*WHAT YOU NEED TO DO*. Wherever a line holds the word "rating", copy that line out.

*INPUT ROWS*.
-----

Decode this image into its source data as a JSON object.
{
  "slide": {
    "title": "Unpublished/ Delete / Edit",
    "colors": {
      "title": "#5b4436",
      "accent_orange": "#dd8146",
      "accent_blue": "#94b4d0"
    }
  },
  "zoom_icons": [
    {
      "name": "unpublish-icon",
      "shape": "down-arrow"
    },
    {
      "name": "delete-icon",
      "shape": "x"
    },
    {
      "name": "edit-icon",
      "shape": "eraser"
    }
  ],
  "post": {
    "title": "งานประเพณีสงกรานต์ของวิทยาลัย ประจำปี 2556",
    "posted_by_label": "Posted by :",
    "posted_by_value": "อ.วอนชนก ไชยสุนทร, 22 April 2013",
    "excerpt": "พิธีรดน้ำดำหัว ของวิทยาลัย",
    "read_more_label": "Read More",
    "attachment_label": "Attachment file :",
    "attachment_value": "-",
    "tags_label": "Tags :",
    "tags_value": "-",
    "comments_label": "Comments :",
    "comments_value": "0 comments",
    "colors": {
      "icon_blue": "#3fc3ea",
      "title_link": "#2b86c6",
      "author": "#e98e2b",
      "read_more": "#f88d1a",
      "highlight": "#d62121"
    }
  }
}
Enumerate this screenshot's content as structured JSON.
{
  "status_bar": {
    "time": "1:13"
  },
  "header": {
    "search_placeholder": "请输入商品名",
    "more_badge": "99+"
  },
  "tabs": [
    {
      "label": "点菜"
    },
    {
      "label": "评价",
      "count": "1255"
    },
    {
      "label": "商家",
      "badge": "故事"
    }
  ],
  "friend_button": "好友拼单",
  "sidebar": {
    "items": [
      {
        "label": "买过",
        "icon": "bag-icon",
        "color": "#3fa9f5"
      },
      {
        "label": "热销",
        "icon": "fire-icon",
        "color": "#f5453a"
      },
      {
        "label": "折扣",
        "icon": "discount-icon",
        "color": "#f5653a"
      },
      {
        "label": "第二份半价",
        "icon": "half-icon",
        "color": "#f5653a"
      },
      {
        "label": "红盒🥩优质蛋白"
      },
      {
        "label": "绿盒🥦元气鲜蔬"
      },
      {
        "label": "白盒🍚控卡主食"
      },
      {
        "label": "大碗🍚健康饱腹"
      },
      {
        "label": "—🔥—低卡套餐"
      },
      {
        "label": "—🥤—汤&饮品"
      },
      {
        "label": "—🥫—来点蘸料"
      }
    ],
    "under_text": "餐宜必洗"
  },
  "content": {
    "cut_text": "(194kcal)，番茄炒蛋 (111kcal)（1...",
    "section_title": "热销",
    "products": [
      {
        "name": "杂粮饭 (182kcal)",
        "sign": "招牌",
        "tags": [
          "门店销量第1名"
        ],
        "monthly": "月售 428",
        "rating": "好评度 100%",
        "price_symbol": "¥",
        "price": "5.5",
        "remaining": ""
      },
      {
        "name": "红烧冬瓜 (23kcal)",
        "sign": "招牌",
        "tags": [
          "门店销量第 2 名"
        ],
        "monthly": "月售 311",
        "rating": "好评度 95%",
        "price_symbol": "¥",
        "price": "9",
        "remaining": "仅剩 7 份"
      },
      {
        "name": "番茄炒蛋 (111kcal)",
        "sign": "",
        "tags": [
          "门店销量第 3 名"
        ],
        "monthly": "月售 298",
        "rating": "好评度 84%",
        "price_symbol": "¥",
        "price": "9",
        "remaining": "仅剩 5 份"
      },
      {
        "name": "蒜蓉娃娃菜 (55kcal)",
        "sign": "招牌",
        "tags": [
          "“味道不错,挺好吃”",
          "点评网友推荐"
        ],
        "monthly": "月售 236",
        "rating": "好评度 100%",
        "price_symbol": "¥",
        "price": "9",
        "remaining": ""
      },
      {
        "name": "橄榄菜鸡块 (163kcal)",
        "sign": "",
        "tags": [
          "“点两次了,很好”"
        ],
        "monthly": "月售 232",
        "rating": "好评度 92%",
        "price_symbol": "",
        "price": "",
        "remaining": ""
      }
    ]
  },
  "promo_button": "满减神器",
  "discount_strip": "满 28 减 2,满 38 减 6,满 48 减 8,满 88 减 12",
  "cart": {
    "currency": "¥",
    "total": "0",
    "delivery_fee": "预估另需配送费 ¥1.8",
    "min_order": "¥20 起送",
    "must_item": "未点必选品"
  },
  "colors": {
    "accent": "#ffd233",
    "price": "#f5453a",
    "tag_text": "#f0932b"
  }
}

-----

*EXERCISE ANSWER*.
        "rating": "好评度 100%",
        "rating": "好评度 95%",
        "rating": "好评度 84%",
        "rating": "好评度 100%",
        "rating": "好评度 92%",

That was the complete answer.